------ RECORD EXTRACTS ------
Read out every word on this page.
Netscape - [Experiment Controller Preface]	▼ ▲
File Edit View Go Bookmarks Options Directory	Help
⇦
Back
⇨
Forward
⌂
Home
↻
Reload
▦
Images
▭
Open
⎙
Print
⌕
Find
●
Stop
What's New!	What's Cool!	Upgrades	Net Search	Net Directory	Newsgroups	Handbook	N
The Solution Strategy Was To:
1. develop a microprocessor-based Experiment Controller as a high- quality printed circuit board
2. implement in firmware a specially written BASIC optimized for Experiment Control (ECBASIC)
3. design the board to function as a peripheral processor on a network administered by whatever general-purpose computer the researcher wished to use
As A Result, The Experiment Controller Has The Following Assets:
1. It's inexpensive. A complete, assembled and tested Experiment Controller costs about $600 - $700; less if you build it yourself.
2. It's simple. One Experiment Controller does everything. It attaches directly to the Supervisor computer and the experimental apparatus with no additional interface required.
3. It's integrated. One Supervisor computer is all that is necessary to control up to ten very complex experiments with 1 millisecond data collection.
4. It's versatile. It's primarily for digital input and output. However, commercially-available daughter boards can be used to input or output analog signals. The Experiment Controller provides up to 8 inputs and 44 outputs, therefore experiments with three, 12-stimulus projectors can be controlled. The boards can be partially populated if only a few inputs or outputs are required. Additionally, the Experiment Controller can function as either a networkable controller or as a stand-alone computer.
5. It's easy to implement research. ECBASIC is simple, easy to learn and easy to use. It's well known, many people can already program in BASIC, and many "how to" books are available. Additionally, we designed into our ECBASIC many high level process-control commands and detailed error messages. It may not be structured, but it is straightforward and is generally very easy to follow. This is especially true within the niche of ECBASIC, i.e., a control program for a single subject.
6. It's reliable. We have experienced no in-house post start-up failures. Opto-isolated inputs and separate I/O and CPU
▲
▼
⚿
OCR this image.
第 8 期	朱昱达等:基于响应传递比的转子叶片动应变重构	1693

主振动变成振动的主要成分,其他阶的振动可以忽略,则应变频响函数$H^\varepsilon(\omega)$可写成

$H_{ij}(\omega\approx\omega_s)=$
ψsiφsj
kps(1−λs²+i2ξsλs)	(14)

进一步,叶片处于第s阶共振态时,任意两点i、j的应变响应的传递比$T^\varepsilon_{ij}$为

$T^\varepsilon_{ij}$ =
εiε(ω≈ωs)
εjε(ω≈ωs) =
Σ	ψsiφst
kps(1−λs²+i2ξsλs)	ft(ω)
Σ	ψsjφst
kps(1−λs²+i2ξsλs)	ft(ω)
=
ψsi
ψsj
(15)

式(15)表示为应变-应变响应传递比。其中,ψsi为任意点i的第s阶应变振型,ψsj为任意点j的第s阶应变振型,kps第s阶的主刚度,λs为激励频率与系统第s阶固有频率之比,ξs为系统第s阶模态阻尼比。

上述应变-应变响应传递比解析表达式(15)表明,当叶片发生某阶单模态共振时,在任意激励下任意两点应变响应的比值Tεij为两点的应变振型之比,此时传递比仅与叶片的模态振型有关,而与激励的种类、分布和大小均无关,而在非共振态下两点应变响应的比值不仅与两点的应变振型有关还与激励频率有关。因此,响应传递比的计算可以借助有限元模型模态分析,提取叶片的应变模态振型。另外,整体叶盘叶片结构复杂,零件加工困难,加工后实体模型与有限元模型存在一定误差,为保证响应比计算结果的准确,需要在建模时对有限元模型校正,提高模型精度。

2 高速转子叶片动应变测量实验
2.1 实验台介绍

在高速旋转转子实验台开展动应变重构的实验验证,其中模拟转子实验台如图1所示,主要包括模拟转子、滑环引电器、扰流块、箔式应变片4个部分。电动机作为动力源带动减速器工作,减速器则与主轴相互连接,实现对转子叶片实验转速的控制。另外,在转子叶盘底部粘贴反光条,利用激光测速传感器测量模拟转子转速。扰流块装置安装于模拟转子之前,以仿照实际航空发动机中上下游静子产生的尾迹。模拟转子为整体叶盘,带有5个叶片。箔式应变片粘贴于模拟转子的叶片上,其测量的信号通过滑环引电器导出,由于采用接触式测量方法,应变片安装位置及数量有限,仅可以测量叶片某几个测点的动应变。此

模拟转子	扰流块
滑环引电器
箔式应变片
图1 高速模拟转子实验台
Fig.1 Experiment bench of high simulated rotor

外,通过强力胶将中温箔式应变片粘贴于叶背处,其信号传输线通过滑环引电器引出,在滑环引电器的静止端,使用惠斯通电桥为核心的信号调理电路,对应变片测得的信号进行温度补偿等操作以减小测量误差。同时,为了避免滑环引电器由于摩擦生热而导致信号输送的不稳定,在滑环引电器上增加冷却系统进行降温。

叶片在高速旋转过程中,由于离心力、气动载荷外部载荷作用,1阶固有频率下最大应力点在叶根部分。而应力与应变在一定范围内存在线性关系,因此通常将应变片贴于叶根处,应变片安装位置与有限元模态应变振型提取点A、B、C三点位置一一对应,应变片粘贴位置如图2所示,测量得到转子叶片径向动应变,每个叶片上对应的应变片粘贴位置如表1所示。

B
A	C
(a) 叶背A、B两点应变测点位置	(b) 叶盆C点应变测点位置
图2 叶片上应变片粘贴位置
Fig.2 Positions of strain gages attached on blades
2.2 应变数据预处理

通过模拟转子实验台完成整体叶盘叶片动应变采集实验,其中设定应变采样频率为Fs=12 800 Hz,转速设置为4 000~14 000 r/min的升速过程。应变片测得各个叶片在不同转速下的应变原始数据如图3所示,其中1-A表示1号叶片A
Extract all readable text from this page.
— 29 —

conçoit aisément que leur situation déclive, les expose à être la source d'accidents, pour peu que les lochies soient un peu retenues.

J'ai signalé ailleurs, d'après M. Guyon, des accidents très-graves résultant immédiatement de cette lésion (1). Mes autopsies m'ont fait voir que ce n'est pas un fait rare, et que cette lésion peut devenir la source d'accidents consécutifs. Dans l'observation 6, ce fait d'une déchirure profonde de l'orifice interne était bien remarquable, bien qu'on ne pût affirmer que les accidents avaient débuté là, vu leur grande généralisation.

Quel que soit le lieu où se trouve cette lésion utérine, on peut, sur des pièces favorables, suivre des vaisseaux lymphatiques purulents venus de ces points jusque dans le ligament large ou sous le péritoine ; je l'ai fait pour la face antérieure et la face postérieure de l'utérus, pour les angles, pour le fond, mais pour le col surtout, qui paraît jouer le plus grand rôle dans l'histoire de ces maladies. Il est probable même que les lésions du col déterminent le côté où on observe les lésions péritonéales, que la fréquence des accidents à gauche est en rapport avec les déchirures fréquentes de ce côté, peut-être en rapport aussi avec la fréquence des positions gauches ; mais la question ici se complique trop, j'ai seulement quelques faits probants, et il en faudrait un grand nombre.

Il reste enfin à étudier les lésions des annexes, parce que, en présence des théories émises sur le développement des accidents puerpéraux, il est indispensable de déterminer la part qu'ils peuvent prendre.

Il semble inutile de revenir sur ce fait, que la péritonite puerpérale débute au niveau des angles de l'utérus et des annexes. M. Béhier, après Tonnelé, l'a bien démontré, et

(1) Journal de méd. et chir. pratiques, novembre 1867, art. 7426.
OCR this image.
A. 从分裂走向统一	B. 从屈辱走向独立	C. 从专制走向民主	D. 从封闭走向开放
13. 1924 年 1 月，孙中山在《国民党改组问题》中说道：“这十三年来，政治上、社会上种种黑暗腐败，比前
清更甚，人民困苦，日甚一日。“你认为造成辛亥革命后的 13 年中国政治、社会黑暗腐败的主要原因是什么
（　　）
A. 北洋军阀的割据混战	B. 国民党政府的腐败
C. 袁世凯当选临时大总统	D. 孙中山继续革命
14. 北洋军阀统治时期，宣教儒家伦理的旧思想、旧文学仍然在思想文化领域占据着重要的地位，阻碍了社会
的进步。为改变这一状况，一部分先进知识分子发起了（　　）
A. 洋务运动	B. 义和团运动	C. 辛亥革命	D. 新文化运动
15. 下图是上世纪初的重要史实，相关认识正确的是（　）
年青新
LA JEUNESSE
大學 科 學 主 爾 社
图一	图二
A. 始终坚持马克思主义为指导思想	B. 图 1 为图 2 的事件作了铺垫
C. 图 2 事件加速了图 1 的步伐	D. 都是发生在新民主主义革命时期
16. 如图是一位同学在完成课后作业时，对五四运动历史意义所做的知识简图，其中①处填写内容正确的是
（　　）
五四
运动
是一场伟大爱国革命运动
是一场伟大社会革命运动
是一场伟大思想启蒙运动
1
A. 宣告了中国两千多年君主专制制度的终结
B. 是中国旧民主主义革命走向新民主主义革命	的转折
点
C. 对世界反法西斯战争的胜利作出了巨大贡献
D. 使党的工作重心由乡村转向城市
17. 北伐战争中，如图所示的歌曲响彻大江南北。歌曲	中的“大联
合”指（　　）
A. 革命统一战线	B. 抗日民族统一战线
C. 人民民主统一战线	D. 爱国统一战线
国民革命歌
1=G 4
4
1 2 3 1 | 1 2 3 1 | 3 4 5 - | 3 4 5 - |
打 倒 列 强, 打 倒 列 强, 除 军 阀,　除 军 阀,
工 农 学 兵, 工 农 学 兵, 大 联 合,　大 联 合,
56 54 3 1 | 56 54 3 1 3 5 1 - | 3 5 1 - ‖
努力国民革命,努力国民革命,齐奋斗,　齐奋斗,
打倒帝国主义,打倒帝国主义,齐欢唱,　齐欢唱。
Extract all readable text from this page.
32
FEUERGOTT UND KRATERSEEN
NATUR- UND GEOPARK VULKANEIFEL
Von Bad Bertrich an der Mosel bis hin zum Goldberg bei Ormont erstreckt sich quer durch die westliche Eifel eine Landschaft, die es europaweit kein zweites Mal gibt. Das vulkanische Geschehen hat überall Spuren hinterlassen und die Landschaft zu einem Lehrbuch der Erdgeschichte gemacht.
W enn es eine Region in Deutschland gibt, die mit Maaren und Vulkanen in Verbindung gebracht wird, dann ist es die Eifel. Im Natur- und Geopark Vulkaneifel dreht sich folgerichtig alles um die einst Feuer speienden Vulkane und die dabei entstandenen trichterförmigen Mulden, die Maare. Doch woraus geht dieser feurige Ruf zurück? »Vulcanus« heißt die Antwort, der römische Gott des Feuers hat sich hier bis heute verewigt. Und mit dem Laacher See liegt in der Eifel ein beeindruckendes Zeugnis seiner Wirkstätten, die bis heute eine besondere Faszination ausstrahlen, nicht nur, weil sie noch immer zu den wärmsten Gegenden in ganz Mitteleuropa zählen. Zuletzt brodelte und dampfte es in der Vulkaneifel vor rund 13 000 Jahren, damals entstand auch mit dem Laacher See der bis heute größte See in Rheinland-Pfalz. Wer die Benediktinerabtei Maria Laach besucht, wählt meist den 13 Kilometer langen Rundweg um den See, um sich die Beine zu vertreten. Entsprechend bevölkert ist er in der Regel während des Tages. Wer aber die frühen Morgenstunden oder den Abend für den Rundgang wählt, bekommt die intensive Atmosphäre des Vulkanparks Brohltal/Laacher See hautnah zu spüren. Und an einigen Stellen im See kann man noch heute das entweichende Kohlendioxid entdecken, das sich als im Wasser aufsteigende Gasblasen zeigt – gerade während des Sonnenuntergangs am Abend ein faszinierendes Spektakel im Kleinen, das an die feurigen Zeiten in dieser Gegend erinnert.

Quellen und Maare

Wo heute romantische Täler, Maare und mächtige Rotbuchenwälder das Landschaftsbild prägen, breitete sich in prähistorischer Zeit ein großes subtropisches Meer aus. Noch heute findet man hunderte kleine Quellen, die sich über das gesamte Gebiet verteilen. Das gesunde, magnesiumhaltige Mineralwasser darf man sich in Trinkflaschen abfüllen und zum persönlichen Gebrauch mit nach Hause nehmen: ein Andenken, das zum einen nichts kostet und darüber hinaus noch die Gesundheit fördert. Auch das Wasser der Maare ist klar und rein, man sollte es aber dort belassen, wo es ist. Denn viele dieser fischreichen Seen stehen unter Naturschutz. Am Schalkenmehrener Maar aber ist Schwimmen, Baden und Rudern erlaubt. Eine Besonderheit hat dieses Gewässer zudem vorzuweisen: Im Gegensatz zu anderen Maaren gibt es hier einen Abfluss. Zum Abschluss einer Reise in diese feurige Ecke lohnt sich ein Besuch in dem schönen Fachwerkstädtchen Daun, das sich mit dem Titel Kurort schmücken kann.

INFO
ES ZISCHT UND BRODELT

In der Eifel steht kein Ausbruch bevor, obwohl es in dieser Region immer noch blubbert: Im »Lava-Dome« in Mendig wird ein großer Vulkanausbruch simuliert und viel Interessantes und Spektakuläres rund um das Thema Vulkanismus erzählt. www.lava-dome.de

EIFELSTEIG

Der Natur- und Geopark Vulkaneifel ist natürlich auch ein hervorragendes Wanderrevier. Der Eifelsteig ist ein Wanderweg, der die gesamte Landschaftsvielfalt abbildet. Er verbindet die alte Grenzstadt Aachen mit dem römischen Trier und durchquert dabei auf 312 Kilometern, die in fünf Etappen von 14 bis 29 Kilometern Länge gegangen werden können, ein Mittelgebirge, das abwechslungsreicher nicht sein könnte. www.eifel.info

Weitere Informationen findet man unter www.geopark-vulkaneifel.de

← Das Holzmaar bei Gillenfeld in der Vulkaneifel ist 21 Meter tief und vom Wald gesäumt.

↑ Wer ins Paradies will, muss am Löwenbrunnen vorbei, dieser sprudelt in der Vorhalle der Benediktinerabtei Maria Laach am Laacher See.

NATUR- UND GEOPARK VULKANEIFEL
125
------
§ REQUEST
Check the records above line by line and tally those holding the string "pour". Answer with the number only.

§ TASK RESPONSE
2